■ **GOAL**
Give back each entry unchanged, minus pictures.

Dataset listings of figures
────────
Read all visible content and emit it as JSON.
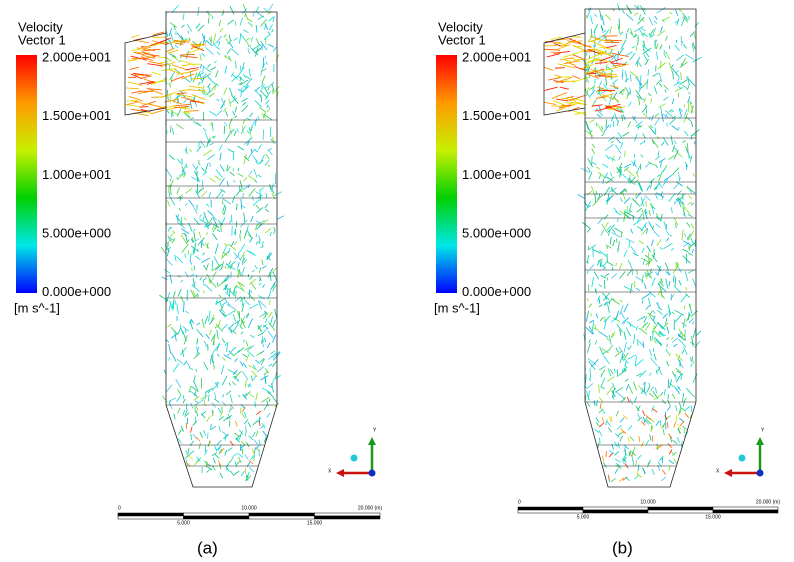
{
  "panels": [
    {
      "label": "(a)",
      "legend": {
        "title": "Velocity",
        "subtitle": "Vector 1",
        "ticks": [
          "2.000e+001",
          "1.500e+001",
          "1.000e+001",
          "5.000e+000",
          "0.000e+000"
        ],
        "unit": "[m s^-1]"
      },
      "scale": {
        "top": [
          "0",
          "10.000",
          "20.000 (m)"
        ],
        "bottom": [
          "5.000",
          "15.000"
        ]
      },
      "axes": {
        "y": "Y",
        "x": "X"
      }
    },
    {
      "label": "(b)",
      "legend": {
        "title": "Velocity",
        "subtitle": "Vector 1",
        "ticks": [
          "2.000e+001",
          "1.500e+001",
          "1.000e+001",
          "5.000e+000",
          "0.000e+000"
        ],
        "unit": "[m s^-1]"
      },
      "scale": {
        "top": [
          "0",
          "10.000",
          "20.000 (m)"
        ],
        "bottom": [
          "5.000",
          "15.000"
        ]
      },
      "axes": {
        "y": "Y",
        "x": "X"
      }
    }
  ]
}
────────
■ **ANSWER**
Read all visible content and emit it as JSON.
{
  "panels": [
    {
      "label": "(a)",
      "legend": {
        "title": "Velocity",
        "subtitle": "Vector 1",
        "ticks": [
          "2.000e+001",
          "1.500e+001",
          "1.000e+001",
          "5.000e+000",
          "0.000e+000"
        ],
        "unit": "[m s^-1]"
      },
      "scale": {
        "top": [
          "0",
          "10.000",
          "20.000 (m)"
        ],
        "bottom": [
          "5.000",
          "15.000"
        ]
      },
      "axes": {
        "y": "Y",
        "x": "X"
      }
    },
    {
      "label": "(b)",
      "legend": {
        "title": "Velocity",
        "subtitle": "Vector 1",
        "ticks": [
          "2.000e+001",
          "1.500e+001",
          "1.000e+001",
          "5.000e+000",
          "0.000e+000"
        ],
        "unit": "[m s^-1]"
      },
      "scale": {
        "top": [
          "0",
          "10.000",
          "20.000 (m)"
        ],
        "bottom": [
          "5.000",
          "15.000"
        ]
      },
      "axes": {
        "y": "Y",
        "x": "X"
      }
    }
  ]
}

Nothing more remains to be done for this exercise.